- YOUR INSTRUCTIONS: Drop the pictures from the entries below, then reproduce the rest exactly.

- EXERCISE MATERIAL:

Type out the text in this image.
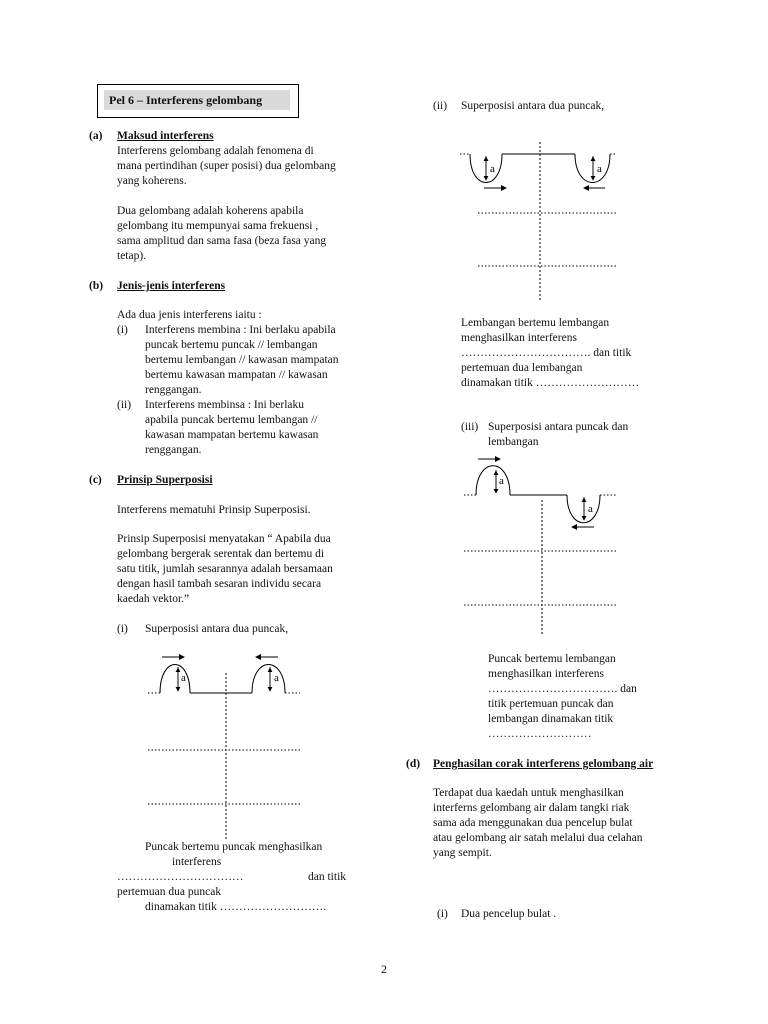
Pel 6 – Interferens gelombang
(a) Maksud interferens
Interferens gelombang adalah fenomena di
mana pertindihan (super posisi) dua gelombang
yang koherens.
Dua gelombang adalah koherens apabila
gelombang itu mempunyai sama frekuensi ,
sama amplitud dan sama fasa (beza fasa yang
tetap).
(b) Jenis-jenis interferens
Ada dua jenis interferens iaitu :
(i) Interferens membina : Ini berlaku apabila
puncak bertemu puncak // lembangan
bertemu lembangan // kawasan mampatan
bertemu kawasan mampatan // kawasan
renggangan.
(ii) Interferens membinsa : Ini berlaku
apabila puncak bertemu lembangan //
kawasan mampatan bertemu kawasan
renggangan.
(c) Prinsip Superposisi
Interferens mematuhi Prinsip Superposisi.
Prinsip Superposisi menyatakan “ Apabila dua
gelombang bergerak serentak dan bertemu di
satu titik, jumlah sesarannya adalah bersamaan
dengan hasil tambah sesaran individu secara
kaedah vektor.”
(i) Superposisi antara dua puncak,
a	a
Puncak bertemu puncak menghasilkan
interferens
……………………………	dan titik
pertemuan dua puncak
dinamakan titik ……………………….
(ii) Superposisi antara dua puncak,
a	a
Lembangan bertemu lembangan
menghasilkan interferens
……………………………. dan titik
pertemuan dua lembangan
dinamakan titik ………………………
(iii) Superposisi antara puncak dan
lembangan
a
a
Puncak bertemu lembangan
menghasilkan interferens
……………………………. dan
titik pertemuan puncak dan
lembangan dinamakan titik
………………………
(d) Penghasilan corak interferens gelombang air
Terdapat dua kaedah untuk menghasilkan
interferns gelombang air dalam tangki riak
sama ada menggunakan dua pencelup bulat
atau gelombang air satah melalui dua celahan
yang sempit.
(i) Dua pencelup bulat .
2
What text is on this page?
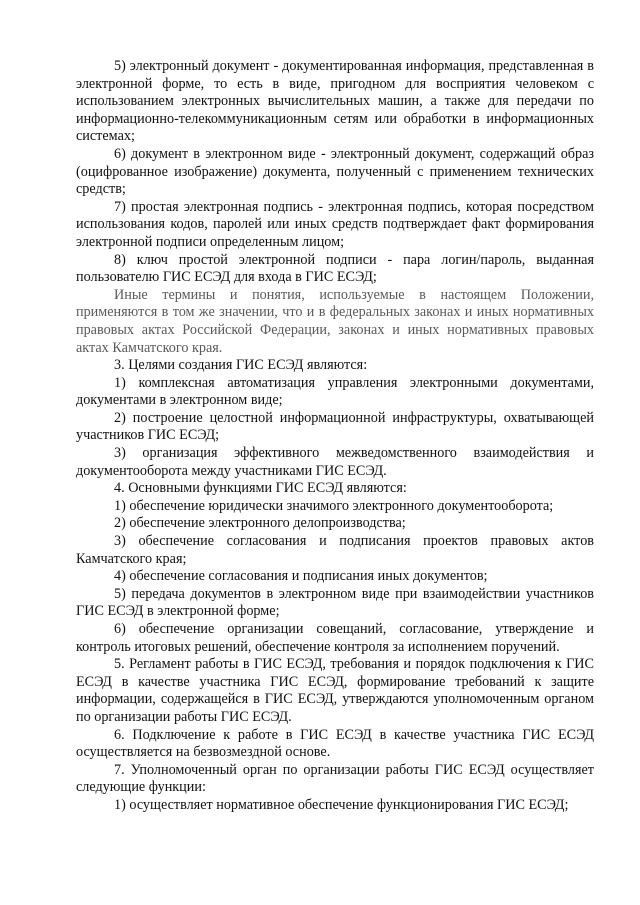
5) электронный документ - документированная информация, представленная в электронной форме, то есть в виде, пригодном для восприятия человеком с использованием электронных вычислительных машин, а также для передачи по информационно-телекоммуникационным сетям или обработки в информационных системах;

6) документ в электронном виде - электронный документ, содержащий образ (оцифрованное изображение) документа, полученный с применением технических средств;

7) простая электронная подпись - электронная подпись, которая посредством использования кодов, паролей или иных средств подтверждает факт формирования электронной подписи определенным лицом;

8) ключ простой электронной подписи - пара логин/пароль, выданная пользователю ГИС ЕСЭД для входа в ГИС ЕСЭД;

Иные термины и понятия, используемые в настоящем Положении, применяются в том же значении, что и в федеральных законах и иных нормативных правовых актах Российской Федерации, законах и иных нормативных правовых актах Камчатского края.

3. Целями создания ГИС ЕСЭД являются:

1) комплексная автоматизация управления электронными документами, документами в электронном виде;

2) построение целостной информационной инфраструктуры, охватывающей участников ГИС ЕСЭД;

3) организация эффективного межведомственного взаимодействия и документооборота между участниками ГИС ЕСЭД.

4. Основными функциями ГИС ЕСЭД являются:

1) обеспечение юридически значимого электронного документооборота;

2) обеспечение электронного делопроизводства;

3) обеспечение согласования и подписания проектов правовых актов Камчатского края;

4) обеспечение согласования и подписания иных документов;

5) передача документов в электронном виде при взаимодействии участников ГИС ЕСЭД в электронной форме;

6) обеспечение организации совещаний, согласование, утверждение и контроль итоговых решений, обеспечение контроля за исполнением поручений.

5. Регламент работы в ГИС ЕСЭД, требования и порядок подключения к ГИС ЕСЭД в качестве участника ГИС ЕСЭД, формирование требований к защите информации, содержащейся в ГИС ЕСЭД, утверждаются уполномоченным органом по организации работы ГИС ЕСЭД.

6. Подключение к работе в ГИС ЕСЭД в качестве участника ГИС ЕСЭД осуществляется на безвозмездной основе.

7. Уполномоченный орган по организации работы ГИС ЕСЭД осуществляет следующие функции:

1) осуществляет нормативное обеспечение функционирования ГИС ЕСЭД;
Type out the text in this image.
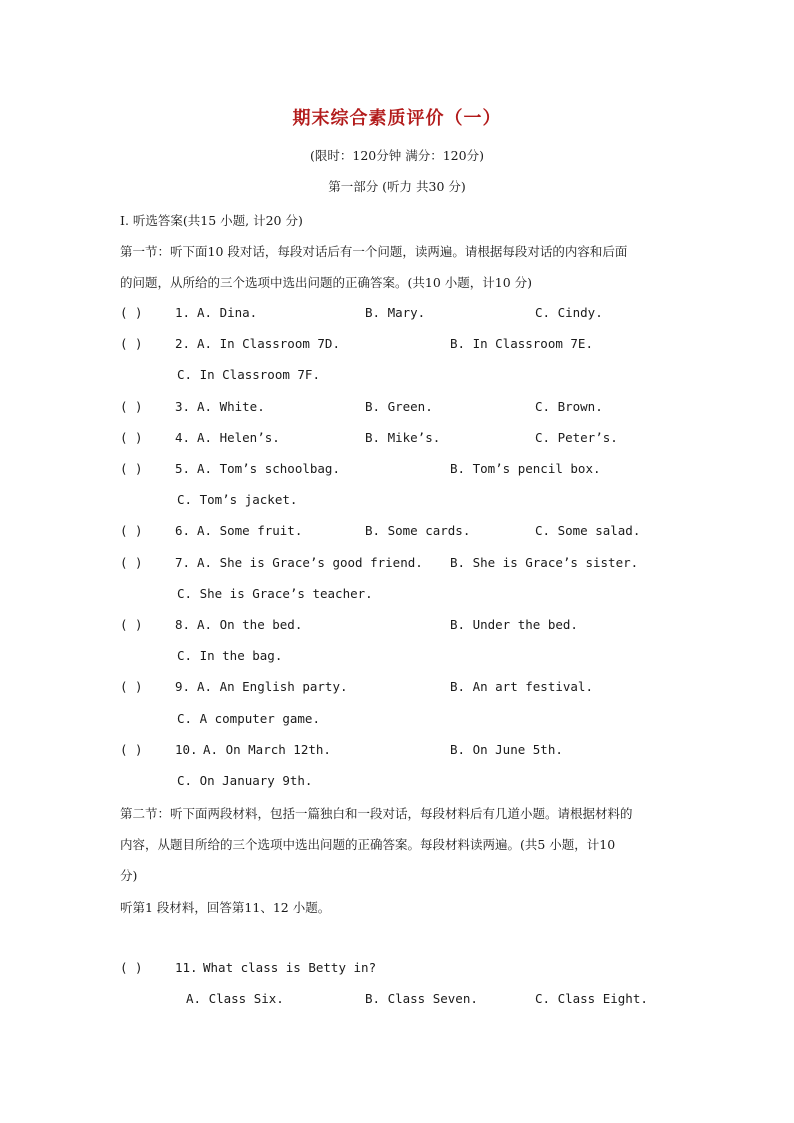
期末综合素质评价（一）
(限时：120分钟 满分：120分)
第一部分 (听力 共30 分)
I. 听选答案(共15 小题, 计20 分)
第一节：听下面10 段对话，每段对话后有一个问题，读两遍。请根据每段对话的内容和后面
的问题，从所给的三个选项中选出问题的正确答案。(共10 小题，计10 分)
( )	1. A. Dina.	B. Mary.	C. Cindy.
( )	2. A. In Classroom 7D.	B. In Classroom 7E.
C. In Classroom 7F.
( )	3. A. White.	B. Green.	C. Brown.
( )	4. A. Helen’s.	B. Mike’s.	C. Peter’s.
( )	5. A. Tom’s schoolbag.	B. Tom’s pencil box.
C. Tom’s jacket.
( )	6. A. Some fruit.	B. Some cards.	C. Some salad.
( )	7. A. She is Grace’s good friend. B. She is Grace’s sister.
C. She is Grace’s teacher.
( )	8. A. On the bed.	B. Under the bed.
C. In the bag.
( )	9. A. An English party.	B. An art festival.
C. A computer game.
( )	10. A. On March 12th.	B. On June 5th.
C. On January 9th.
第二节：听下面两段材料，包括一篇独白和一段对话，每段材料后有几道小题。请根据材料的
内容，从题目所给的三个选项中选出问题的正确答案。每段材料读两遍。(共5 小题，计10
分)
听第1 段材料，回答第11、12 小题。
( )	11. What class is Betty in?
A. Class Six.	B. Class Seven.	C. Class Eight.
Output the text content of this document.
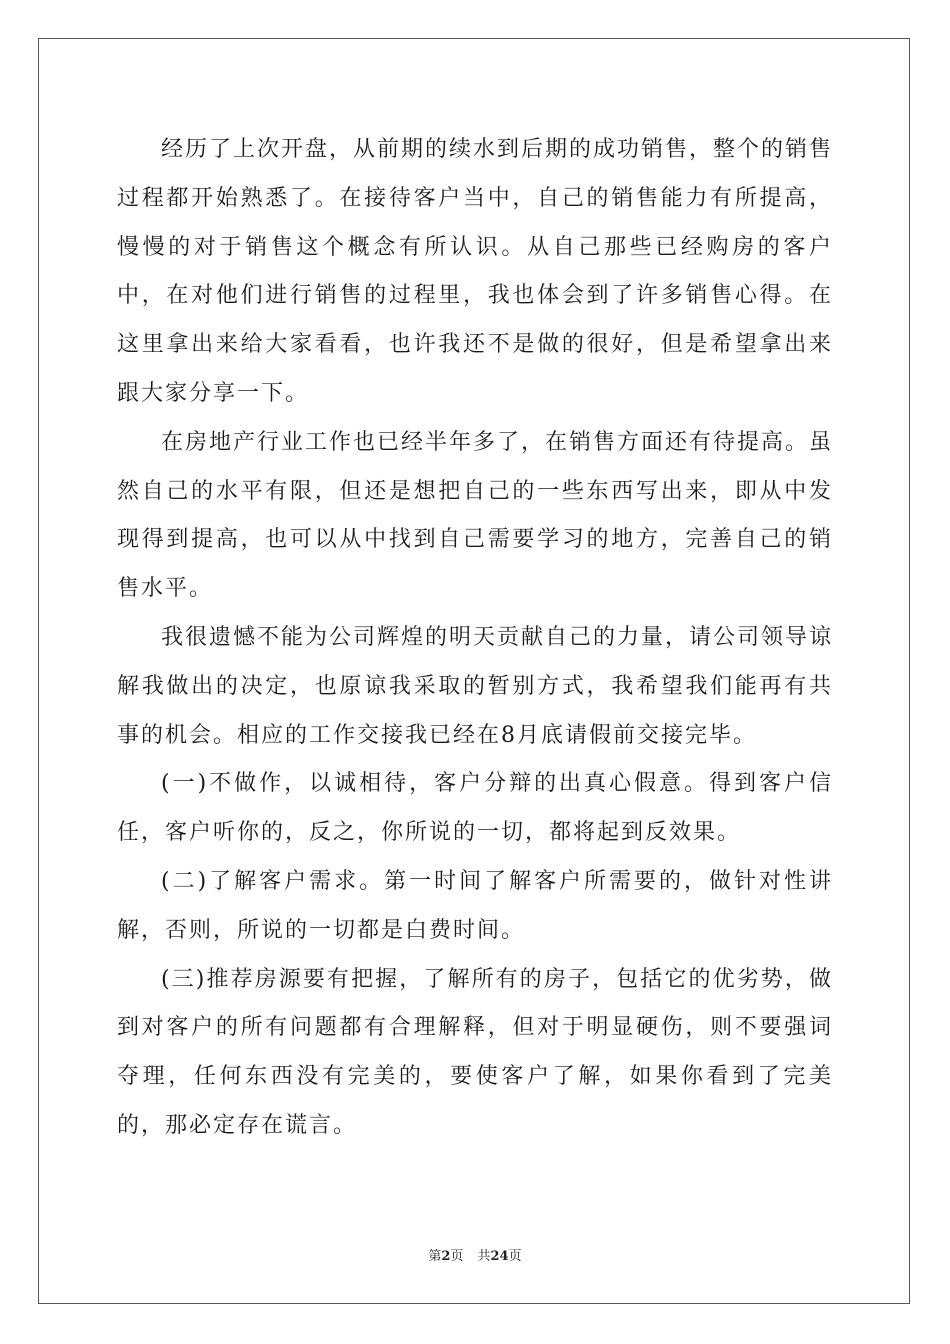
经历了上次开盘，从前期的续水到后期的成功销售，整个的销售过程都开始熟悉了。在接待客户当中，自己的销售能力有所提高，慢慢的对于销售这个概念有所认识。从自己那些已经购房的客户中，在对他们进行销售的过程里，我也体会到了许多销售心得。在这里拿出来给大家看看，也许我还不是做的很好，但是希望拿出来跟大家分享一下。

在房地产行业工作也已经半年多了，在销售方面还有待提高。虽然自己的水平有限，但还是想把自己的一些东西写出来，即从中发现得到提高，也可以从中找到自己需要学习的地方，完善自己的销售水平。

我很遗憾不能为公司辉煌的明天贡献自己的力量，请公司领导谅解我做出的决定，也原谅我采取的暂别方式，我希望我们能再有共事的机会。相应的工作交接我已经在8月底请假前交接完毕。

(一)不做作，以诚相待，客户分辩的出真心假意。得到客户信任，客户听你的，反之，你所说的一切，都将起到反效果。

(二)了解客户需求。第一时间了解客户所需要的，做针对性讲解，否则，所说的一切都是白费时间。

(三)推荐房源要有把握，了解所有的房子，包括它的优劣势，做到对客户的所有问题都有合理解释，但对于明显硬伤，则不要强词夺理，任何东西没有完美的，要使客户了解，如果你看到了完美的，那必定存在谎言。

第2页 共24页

- WORKED SOLUTION:
Type out the text in this image.
Pel 6 – Interferens gelombang
(a) Maksud interferens
Interferens gelombang adalah fenomena di
mana pertindihan (super posisi) dua gelombang
yang koherens.
Dua gelombang adalah koherens apabila
gelombang itu mempunyai sama frekuensi ,
sama amplitud dan sama fasa (beza fasa yang
tetap).
(b) Jenis-jenis interferens
Ada dua jenis interferens iaitu :
(i) Interferens membina : Ini berlaku apabila
puncak bertemu puncak // lembangan
bertemu lembangan // kawasan mampatan
bertemu kawasan mampatan // kawasan
renggangan.
(ii) Interferens membinsa : Ini berlaku
apabila puncak bertemu lembangan //
kawasan mampatan bertemu kawasan
renggangan.
(c) Prinsip Superposisi
Interferens mematuhi Prinsip Superposisi.
Prinsip Superposisi menyatakan “ Apabila dua
gelombang bergerak serentak dan bertemu di
satu titik, jumlah sesarannya adalah bersamaan
dengan hasil tambah sesaran individu secara
kaedah vektor.”
(i) Superposisi antara dua puncak,
a	a
Puncak bertemu puncak menghasilkan
interferens
……………………………	dan titik
pertemuan dua puncak
dinamakan titik ……………………….
(ii) Superposisi antara dua puncak,
a	a
Lembangan bertemu lembangan
menghasilkan interferens
……………………………. dan titik
pertemuan dua lembangan
dinamakan titik ………………………
(iii) Superposisi antara puncak dan
lembangan
a
a
Puncak bertemu lembangan
menghasilkan interferens
……………………………. dan
titik pertemuan puncak dan
lembangan dinamakan titik
………………………
(d) Penghasilan corak interferens gelombang air
Terdapat dua kaedah untuk menghasilkan
interferns gelombang air dalam tangki riak
sama ada menggunakan dua pencelup bulat
atau gelombang air satah melalui dua celahan
yang sempit.
(i) Dua pencelup bulat .
2
What text is on this page?
5) электронный документ - документированная информация, представленная в электронной форме, то есть в виде, пригодном для восприятия человеком с использованием электронных вычислительных машин, а также для передачи по информационно-телекоммуникационным сетям или обработки в информационных системах;

6) документ в электронном виде - электронный документ, содержащий образ (оцифрованное изображение) документа, полученный с применением технических средств;

7) простая электронная подпись - электронная подпись, которая посредством использования кодов, паролей или иных средств подтверждает факт формирования электронной подписи определенным лицом;

8) ключ простой электронной подписи - пара логин/пароль, выданная пользователю ГИС ЕСЭД для входа в ГИС ЕСЭД;

Иные термины и понятия, используемые в настоящем Положении, применяются в том же значении, что и в федеральных законах и иных нормативных правовых актах Российской Федерации, законах и иных нормативных правовых актах Камчатского края.

3. Целями создания ГИС ЕСЭД являются:

1) комплексная автоматизация управления электронными документами, документами в электронном виде;

2) построение целостной информационной инфраструктуры, охватывающей участников ГИС ЕСЭД;

3) организация эффективного межведомственного взаимодействия и документооборота между участниками ГИС ЕСЭД.

4. Основными функциями ГИС ЕСЭД являются:

1) обеспечение юридически значимого электронного документооборота;

2) обеспечение электронного делопроизводства;

3) обеспечение согласования и подписания проектов правовых актов Камчатского края;

4) обеспечение согласования и подписания иных документов;

5) передача документов в электронном виде при взаимодействии участников ГИС ЕСЭД в электронной форме;

6) обеспечение организации совещаний, согласование, утверждение и контроль итоговых решений, обеспечение контроля за исполнением поручений.

5. Регламент работы в ГИС ЕСЭД, требования и порядок подключения к ГИС ЕСЭД в качестве участника ГИС ЕСЭД, формирование требований к защите информации, содержащейся в ГИС ЕСЭД, утверждаются уполномоченным органом по организации работы ГИС ЕСЭД.

6. Подключение к работе в ГИС ЕСЭД в качестве участника ГИС ЕСЭД осуществляется на безвозмездной основе.

7. Уполномоченный орган по организации работы ГИС ЕСЭД осуществляет следующие функции:

1) осуществляет нормативное обеспечение функционирования ГИС ЕСЭД;
Type out the text in this image.
期末综合素质评价（一）
(限时：120分钟 满分：120分)
第一部分 (听力 共30 分)
I. 听选答案(共15 小题, 计20 分)
第一节：听下面10 段对话，每段对话后有一个问题，读两遍。请根据每段对话的内容和后面
的问题，从所给的三个选项中选出问题的正确答案。(共10 小题，计10 分)
( )	1. A. Dina.	B. Mary.	C. Cindy.
( )	2. A. In Classroom 7D.	B. In Classroom 7E.
C. In Classroom 7F.
( )	3. A. White.	B. Green.	C. Brown.
( )	4. A. Helen’s.	B. Mike’s.	C. Peter’s.
( )	5. A. Tom’s schoolbag.	B. Tom’s pencil box.
C. Tom’s jacket.
( )	6. A. Some fruit.	B. Some cards.	C. Some salad.
( )	7. A. She is Grace’s good friend. B. She is Grace’s sister.
C. She is Grace’s teacher.
( )	8. A. On the bed.	B. Under the bed.
C. In the bag.
( )	9. A. An English party.	B. An art festival.
C. A computer game.
( )	10. A. On March 12th.	B. On June 5th.
C. On January 9th.
第二节：听下面两段材料，包括一篇独白和一段对话，每段材料后有几道小题。请根据材料的
内容，从题目所给的三个选项中选出问题的正确答案。每段材料读两遍。(共5 小题，计10
分)
听第1 段材料，回答第11、12 小题。
( )	11. What class is Betty in?
A. Class Six.	B. Class Seven.	C. Class Eight.
Output the text content of this document.
经历了上次开盘，从前期的续水到后期的成功销售，整个的销售过程都开始熟悉了。在接待客户当中，自己的销售能力有所提高，慢慢的对于销售这个概念有所认识。从自己那些已经购房的客户中，在对他们进行销售的过程里，我也体会到了许多销售心得。在这里拿出来给大家看看，也许我还不是做的很好，但是希望拿出来跟大家分享一下。

在房地产行业工作也已经半年多了，在销售方面还有待提高。虽然自己的水平有限，但还是想把自己的一些东西写出来，即从中发现得到提高，也可以从中找到自己需要学习的地方，完善自己的销售水平。

我很遗憾不能为公司辉煌的明天贡献自己的力量，请公司领导谅解我做出的决定，也原谅我采取的暂别方式，我希望我们能再有共事的机会。相应的工作交接我已经在8月底请假前交接完毕。

(一)不做作，以诚相待，客户分辩的出真心假意。得到客户信任，客户听你的，反之，你所说的一切，都将起到反效果。

(二)了解客户需求。第一时间了解客户所需要的，做针对性讲解，否则，所说的一切都是白费时间。

(三)推荐房源要有把握，了解所有的房子，包括它的优劣势，做到对客户的所有问题都有合理解释，但对于明显硬伤，则不要强词夺理，任何东西没有完美的，要使客户了解，如果你看到了完美的，那必定存在谎言。

第2页 共24页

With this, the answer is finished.